FCC Establishes Rules for Voluntary Channel Sharing
On April 27, 2012, the Federal Communications Commission (FCC or Commission) released a Report and Order (R&O) establishing rules for voluntary channel sharing for full power and Class A television stations that will participate in future spectrum incentive auctions. The rules provide a framework for two or more stations to share a single 6 MHz channel while continuing to be separately licensed and without any change in their cable or satellite carriage rights. The Commission characterized the R&O as a "preliminary" step towards repurposing broadcast spectrum for wireless broadband services while noting that "over-the-air broadcast television continues to serve very important public interests." The information that follows supplements our initial Client Alert discussing the R&O.
The R&O provides broadcasters with the "basic ground rules" for entering into channel sharing arrangements. First, only broadcasters participating in incentive auctions will be allowed to enter into channel sharing agreements. The Commission will consider how channel sharing will be applied outside of the incentive auction context in a future proceeding. Second, only full power and Class A stations (as well as some applicants for original construction permits) that hold licenses prior to the commencement of reverse auctions may execute channel sharing agreements. Third, each station must retain adequate spectrum usage rights to provide at least one standard definition program stream at all times. Stations that satisfy these "basic qualifications" will have the flexibility to tailor channel sharing agreements to meet their individual programming and economic needs.

Spatial layout entries
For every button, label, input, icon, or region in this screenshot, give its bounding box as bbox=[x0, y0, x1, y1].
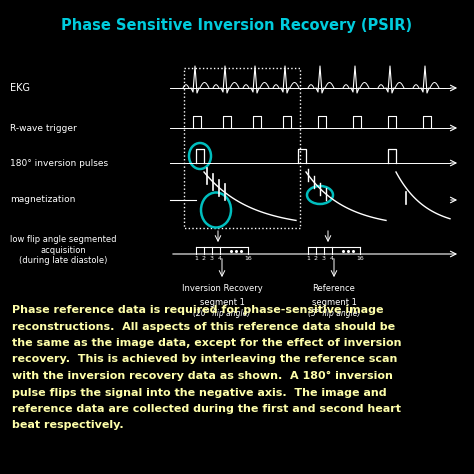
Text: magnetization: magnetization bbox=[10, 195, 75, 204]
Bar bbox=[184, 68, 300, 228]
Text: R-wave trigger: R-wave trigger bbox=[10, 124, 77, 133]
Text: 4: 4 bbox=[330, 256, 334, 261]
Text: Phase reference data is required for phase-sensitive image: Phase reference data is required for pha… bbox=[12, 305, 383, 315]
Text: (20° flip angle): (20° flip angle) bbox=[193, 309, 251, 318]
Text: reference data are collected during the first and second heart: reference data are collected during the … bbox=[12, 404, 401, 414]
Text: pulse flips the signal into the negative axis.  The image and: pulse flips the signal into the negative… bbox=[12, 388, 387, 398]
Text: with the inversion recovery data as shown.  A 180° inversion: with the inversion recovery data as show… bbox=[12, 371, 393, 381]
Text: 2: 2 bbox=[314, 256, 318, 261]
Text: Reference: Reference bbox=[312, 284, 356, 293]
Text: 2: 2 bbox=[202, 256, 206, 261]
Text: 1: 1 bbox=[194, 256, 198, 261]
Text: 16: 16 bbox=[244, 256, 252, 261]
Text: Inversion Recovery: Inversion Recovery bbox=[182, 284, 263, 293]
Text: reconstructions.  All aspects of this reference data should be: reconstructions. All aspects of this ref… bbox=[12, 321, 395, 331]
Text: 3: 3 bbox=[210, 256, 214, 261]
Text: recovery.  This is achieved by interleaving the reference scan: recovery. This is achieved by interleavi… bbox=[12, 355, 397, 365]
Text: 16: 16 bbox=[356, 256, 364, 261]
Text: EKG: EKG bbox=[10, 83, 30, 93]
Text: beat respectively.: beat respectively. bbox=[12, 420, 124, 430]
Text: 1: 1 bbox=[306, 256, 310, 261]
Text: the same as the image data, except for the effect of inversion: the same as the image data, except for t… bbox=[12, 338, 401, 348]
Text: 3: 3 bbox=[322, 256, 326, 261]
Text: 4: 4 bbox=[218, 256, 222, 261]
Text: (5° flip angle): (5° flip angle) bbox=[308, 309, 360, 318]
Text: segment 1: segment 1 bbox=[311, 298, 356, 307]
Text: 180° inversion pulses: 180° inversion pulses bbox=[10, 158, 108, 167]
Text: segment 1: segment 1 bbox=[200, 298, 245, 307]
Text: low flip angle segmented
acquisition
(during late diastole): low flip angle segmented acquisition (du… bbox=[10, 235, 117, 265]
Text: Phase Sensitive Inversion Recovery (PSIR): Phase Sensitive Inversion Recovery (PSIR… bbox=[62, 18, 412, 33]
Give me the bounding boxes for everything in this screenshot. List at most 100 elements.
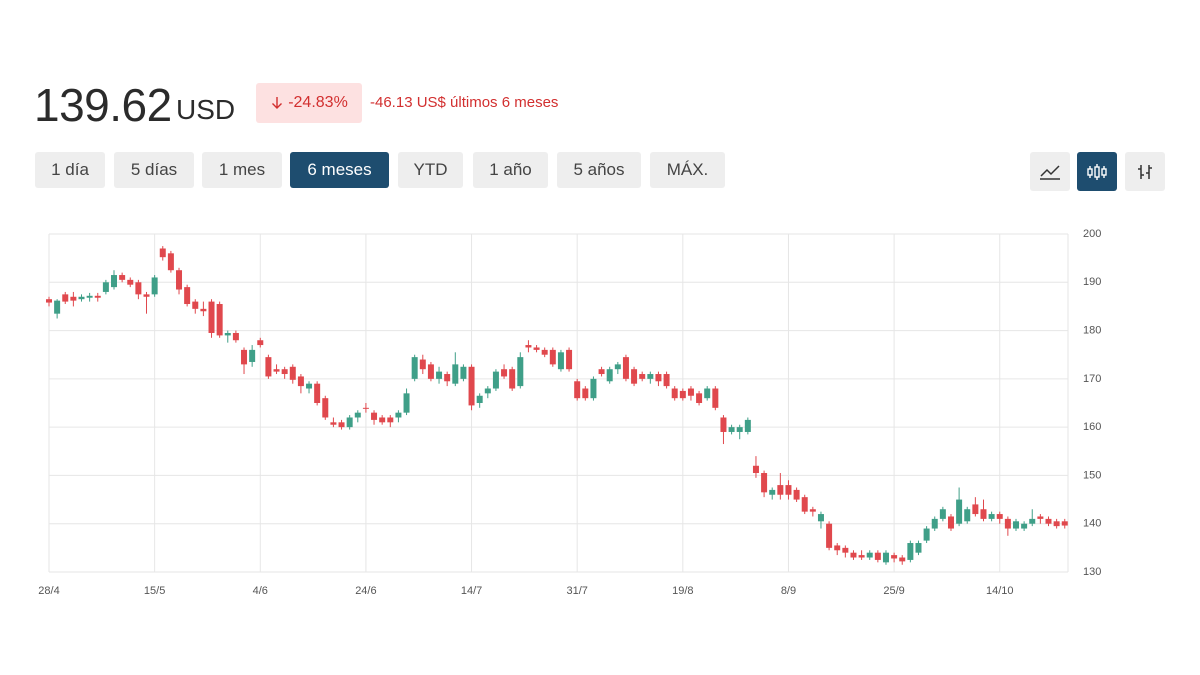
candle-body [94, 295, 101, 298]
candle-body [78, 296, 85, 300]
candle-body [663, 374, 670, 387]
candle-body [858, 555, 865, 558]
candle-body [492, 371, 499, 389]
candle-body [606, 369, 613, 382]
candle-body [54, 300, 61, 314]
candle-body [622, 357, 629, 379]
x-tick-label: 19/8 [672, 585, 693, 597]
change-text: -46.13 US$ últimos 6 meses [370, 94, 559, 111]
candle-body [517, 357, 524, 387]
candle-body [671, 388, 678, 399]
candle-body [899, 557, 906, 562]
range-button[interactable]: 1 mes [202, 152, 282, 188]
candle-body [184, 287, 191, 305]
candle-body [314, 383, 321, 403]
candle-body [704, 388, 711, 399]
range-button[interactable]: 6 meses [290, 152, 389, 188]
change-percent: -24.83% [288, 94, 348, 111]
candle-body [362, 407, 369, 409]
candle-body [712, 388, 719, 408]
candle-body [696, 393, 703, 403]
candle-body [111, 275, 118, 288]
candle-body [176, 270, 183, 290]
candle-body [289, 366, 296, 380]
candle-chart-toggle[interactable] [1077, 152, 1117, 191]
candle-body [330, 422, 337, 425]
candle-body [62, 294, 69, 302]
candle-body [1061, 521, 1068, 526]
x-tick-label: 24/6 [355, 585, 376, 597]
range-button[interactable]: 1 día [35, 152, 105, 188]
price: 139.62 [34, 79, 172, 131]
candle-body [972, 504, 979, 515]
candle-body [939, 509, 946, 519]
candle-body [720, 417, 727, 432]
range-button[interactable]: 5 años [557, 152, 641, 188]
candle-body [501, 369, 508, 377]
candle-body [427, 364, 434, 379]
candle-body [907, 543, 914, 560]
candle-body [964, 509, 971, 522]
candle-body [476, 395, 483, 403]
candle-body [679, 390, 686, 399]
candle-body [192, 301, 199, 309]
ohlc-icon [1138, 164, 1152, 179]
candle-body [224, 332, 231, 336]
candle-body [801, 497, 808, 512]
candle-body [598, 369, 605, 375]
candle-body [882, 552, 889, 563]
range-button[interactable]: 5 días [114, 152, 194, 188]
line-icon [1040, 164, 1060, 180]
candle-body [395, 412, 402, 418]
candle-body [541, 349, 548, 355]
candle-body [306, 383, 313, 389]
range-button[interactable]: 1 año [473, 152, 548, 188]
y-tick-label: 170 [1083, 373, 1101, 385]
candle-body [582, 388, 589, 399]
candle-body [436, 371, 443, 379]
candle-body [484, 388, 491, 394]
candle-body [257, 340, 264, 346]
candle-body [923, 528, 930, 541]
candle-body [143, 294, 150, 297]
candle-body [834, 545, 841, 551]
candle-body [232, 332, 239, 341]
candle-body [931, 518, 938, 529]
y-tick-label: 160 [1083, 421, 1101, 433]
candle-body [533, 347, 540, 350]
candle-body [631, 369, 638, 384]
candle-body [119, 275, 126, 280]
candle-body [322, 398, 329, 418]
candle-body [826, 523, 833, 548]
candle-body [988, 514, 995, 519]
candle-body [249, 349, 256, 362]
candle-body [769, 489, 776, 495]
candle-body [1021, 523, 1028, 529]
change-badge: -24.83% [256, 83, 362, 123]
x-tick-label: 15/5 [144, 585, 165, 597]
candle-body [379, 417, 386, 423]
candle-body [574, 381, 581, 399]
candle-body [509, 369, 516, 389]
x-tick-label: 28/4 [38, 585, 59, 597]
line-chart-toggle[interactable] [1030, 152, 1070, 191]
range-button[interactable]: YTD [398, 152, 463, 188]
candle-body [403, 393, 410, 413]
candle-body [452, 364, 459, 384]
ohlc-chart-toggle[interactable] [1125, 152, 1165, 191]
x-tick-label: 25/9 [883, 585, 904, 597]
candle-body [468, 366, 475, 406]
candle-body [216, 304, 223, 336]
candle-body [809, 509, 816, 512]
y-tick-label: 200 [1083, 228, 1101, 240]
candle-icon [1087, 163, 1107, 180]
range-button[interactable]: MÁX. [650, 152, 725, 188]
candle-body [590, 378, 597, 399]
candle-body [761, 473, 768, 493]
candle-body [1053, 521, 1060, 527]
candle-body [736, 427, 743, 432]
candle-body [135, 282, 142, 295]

● **INSTRUCTIONS**
**A)** In the FCC channel sharing text, how wide is the single channel that two or more stations may share?
**B)** Extract the passage of the FCC channel sharing text from "The R&O provides" to "and economic needs.".
The lines were taken from a different source than the text.

● **ANSWER LIST**
**A)** 6 MHz.

**B)**
The R&O provides broadcasters with the "basic ground rules" for entering into channel sharing arrangements. First, only broadcasters participating in incentive auctions will be allowed to enter into channel sharing agreements. The Commission will consider how channel sharing will be applied outside of the incentive auction context in a future proceeding. Second, only full power and Class A stations (as well as some applicants for original construction permits) that hold licenses prior to the commencement of reverse auctions may execute channel sharing agreements. Third, each station must retain adequate spectrum usage rights to provide at least one standard definition program stream at all times. Stations that satisfy these "basic qualifications" will have the flexibility to tailor channel sharing agreements to meet their individual programming and economic needs.